→ To be done:
Pick out the lines below that include the string "Read".

→ Records:
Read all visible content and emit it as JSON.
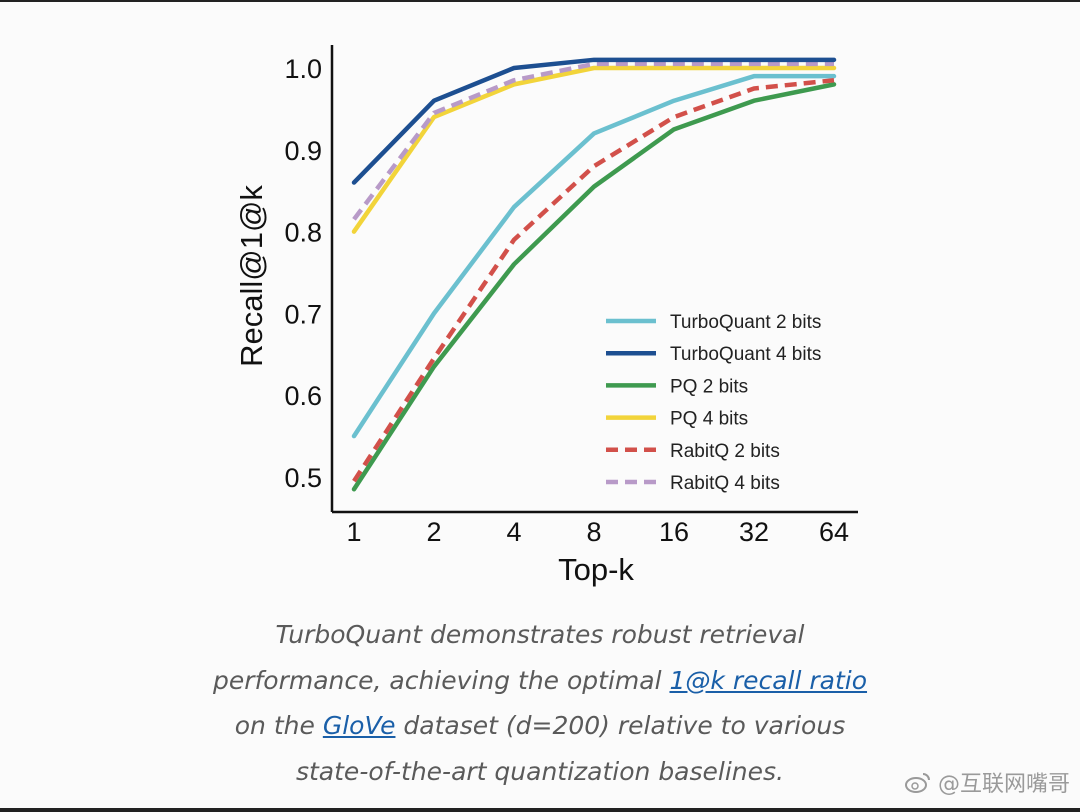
{
  "chart_data": {
    "type": "line",
    "xlabel": "Top-k",
    "ylabel": "Recall@1@k",
    "categories": [
      "1",
      "2",
      "4",
      "8",
      "16",
      "32",
      "64"
    ],
    "ylim": [
      0.48,
      1.03
    ],
    "yticks": [
      "0.5",
      "0.6",
      "0.7",
      "0.8",
      "0.9",
      "1.0"
    ],
    "ytick_values": [
      0.5,
      0.6,
      0.7,
      0.8,
      0.9,
      1.0
    ],
    "legend_position": "lower-right",
    "series": [
      {
        "name": "TurboQuant 2 bits",
        "color": "#6bc0cf",
        "dash": false,
        "values": [
          0.55,
          0.7,
          0.83,
          0.92,
          0.96,
          0.99,
          0.99
        ]
      },
      {
        "name": "TurboQuant 4 bits",
        "color": "#1d4f91",
        "dash": false,
        "values": [
          0.86,
          0.96,
          1.0,
          1.01,
          1.01,
          1.01,
          1.01
        ]
      },
      {
        "name": "PQ 2 bits",
        "color": "#3e9a4f",
        "dash": false,
        "values": [
          0.485,
          0.635,
          0.76,
          0.855,
          0.925,
          0.96,
          0.98
        ]
      },
      {
        "name": "PQ 4 bits",
        "color": "#f2d43a",
        "dash": false,
        "values": [
          0.8,
          0.94,
          0.98,
          1.0,
          1.0,
          1.0,
          1.0
        ]
      },
      {
        "name": "RabitQ 2 bits",
        "color": "#d2504a",
        "dash": true,
        "values": [
          0.495,
          0.645,
          0.79,
          0.88,
          0.94,
          0.975,
          0.985
        ]
      },
      {
        "name": "RabitQ 4 bits",
        "color": "#b89ac8",
        "dash": true,
        "values": [
          0.815,
          0.945,
          0.985,
          1.005,
          1.005,
          1.005,
          1.005
        ]
      }
    ]
  },
  "caption": {
    "line1": "TurboQuant demonstrates robust retrieval",
    "line2_pre": "performance, achieving the optimal ",
    "link1": "1@k recall ratio",
    "line3_pre": "on the ",
    "link2": "GloVe",
    "line3_post": " dataset (d=200) relative to various",
    "line4": "state-of-the-art quantization baselines."
  },
  "watermark": "@互联网嘴哥"
}
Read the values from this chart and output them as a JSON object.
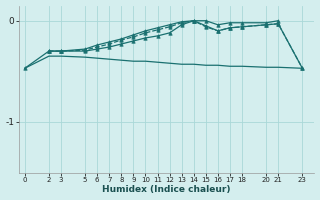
{
  "xlabel": "Humidex (Indice chaleur)",
  "ylabel": "",
  "bg_color": "#d4eeee",
  "grid_color": "#aad8d8",
  "line_color": "#1a7070",
  "ylim": [
    -1.5,
    0.15
  ],
  "xlim": [
    -0.5,
    24
  ],
  "yticks": [
    0,
    -1
  ],
  "xticks": [
    0,
    2,
    3,
    5,
    6,
    7,
    8,
    9,
    10,
    11,
    12,
    13,
    14,
    15,
    16,
    17,
    18,
    20,
    21,
    23
  ],
  "lines": [
    {
      "x": [
        0,
        2,
        3,
        5,
        6,
        7,
        8,
        9,
        10,
        11,
        12,
        13,
        14,
        15,
        16,
        17,
        18,
        20,
        21,
        23
      ],
      "y": [
        -0.47,
        -0.35,
        -0.35,
        -0.36,
        -0.37,
        -0.38,
        -0.39,
        -0.4,
        -0.4,
        -0.41,
        -0.42,
        -0.43,
        -0.43,
        -0.44,
        -0.44,
        -0.45,
        -0.45,
        -0.46,
        -0.46,
        -0.47
      ],
      "marker": null,
      "linestyle": "-",
      "linewidth": 0.9
    },
    {
      "x": [
        0,
        2,
        3,
        5,
        6,
        7,
        8,
        9,
        10,
        11,
        12,
        13,
        14,
        15,
        16,
        17,
        18,
        20,
        21,
        23
      ],
      "y": [
        -0.47,
        -0.3,
        -0.3,
        -0.3,
        -0.28,
        -0.26,
        -0.23,
        -0.2,
        -0.17,
        -0.15,
        -0.12,
        -0.04,
        0.0,
        -0.05,
        -0.1,
        -0.07,
        -0.06,
        -0.04,
        -0.03,
        -0.47
      ],
      "marker": "^",
      "markersize": 2.5,
      "linestyle": "-",
      "linewidth": 0.9
    },
    {
      "x": [
        2,
        3,
        5,
        6,
        7,
        8,
        9,
        10,
        11,
        12,
        13,
        14,
        15,
        16,
        17,
        18,
        20,
        21,
        23
      ],
      "y": [
        -0.3,
        -0.3,
        -0.29,
        -0.26,
        -0.23,
        -0.19,
        -0.16,
        -0.12,
        -0.09,
        -0.06,
        -0.02,
        0.0,
        -0.06,
        -0.1,
        -0.07,
        -0.06,
        -0.04,
        -0.03,
        -0.47
      ],
      "marker": "^",
      "markersize": 2.5,
      "linestyle": "--",
      "linewidth": 0.9
    },
    {
      "x": [
        2,
        3,
        5,
        6,
        7,
        8,
        9,
        10,
        11,
        12,
        13,
        14,
        15,
        16,
        17,
        18,
        20,
        21
      ],
      "y": [
        -0.3,
        -0.3,
        -0.28,
        -0.24,
        -0.21,
        -0.18,
        -0.14,
        -0.1,
        -0.07,
        -0.04,
        -0.01,
        0.0,
        0.0,
        -0.04,
        -0.02,
        -0.02,
        -0.02,
        0.0
      ],
      "marker": "^",
      "markersize": 2.5,
      "linestyle": "-",
      "linewidth": 0.9
    }
  ]
}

→ Complete output:
Read all visible content and emit it as JSON.
Read the values from this chart and output them as a JSON object.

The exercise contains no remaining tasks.